• **Task instructions**
Below are the records. Gather each line that holds "marker".

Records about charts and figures
■ ■ ■ ■ ■

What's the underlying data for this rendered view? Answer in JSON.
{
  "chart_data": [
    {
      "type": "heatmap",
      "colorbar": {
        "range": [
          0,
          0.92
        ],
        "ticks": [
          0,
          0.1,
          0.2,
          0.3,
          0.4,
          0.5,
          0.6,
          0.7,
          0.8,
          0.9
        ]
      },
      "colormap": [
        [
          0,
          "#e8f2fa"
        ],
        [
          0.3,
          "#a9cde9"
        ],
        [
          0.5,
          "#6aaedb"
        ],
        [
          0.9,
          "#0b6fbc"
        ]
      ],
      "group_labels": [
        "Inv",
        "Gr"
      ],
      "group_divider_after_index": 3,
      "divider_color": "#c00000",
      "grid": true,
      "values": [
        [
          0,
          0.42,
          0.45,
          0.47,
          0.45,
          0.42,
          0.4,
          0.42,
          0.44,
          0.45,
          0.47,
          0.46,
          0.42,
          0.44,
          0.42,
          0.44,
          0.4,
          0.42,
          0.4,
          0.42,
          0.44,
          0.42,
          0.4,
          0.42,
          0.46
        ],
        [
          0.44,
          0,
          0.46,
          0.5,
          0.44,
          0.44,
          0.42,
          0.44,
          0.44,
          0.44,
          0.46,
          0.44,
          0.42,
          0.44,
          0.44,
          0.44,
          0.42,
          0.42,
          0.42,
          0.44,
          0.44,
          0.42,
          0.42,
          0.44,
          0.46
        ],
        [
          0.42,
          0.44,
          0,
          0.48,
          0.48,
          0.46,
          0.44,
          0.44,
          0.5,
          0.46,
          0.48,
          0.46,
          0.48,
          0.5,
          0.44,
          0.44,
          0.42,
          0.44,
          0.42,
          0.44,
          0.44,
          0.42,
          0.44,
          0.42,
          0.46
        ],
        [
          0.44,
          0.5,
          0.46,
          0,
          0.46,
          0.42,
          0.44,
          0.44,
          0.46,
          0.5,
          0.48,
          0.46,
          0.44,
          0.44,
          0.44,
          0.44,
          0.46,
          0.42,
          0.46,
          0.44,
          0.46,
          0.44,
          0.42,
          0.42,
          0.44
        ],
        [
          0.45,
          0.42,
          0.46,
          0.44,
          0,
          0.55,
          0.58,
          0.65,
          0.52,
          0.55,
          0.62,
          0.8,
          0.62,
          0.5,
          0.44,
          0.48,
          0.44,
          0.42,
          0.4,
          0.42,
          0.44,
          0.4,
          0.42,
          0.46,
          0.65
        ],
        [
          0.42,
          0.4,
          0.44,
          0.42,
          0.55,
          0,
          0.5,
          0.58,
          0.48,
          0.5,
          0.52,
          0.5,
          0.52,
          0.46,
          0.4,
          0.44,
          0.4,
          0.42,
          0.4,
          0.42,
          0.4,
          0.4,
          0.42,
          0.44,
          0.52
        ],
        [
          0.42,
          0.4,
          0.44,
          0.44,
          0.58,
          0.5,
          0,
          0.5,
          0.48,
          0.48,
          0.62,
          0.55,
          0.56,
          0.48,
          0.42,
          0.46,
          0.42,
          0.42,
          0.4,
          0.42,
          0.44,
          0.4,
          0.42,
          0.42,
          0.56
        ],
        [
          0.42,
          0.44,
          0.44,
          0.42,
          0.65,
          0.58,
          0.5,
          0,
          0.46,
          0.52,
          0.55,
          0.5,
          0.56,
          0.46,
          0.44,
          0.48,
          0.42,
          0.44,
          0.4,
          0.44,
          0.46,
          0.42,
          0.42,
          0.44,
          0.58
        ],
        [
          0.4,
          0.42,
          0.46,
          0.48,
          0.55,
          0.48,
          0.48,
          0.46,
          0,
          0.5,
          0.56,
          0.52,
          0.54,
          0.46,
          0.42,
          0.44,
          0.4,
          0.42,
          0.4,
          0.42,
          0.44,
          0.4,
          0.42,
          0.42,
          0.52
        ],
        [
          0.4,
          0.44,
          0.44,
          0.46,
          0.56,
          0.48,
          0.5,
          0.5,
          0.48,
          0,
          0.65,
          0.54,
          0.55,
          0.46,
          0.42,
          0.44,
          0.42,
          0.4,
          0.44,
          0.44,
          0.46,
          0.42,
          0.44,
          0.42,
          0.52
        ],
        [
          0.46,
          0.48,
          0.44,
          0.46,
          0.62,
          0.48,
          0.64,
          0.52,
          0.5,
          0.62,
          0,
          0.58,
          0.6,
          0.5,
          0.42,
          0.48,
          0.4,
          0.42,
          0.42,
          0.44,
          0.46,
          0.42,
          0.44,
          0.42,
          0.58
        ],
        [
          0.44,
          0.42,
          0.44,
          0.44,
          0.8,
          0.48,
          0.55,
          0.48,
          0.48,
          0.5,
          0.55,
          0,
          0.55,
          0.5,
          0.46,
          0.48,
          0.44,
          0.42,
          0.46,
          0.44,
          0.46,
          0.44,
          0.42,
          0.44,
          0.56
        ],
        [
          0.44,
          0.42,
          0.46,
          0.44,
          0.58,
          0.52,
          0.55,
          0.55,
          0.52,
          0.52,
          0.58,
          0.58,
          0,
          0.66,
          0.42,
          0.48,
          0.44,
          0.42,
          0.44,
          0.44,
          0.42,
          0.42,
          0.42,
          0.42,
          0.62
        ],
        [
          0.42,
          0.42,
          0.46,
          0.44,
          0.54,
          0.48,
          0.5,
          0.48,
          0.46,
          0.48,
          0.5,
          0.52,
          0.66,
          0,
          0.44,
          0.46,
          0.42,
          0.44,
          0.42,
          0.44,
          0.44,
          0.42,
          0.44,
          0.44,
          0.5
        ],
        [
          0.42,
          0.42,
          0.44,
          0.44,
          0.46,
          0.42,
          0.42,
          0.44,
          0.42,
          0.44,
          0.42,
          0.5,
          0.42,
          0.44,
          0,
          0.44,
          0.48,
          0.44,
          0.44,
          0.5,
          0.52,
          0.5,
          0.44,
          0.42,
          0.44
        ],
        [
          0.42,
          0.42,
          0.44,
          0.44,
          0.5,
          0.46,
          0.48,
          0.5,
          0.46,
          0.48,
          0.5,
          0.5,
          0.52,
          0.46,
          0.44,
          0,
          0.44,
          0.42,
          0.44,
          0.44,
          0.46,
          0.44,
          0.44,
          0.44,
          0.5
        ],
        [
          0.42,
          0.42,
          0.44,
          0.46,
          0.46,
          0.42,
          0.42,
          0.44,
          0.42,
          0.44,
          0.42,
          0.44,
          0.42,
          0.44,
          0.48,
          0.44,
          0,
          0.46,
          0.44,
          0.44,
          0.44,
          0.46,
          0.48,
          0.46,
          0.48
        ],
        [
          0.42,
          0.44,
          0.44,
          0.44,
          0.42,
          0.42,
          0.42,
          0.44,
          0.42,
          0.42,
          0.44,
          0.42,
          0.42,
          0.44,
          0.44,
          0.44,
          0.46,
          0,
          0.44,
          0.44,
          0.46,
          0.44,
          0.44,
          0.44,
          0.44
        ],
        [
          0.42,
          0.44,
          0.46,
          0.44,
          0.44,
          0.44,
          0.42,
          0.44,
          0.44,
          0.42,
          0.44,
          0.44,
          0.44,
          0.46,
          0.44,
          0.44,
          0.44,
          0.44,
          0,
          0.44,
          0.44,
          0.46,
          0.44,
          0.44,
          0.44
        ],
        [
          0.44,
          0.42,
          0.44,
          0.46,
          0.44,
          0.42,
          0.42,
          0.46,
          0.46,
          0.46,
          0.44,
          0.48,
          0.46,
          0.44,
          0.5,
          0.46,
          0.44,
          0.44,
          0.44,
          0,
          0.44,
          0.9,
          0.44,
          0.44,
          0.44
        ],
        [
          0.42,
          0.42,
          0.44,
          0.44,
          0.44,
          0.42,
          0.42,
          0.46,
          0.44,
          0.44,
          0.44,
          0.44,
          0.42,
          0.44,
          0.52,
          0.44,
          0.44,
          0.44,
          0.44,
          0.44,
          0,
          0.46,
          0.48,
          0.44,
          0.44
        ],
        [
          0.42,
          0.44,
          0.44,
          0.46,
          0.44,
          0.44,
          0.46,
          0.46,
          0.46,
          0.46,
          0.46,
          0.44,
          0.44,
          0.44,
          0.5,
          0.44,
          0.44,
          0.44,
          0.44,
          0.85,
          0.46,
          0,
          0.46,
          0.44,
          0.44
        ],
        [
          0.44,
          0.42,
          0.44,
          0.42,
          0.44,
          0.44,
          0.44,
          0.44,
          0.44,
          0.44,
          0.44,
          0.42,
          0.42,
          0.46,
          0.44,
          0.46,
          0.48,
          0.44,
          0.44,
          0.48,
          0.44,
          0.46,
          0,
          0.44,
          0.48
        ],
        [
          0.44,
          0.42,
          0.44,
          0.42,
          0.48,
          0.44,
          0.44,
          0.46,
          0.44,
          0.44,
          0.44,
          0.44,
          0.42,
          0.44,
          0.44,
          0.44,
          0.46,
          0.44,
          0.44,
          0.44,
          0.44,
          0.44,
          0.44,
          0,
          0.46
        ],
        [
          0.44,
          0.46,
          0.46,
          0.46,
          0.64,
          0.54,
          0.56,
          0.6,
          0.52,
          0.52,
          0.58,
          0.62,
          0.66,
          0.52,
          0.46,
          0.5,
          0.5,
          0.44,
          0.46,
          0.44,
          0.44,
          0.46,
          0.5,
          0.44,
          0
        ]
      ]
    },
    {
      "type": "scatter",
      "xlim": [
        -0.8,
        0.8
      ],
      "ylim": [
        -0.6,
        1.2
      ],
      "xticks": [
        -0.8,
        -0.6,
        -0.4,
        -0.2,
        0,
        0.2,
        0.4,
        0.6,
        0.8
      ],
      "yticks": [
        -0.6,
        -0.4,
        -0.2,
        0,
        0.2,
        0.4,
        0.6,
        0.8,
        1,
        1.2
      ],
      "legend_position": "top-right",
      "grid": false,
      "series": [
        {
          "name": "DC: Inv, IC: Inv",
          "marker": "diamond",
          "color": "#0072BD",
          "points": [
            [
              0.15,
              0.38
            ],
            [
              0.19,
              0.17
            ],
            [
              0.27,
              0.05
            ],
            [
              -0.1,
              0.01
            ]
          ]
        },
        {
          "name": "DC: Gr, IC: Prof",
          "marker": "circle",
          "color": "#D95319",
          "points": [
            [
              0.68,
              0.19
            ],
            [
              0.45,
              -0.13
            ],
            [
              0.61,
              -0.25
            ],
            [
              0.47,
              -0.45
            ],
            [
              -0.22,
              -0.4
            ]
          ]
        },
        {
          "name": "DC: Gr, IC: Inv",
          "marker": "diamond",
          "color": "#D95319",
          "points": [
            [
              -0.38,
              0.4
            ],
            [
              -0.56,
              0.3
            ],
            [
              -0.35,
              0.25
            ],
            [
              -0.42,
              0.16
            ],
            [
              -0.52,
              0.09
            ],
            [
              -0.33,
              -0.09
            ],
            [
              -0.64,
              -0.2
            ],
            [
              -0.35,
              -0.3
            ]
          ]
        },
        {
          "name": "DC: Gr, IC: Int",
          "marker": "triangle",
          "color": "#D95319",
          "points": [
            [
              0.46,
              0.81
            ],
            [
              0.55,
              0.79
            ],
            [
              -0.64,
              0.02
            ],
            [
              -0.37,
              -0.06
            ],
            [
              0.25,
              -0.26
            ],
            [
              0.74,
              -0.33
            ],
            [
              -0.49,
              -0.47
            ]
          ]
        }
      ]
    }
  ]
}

■ ■ ■ ■ ■

• **Written solution**
          "marker": "diamond",
          "marker": "circle",
          "marker": "diamond",
          "marker": "triangle",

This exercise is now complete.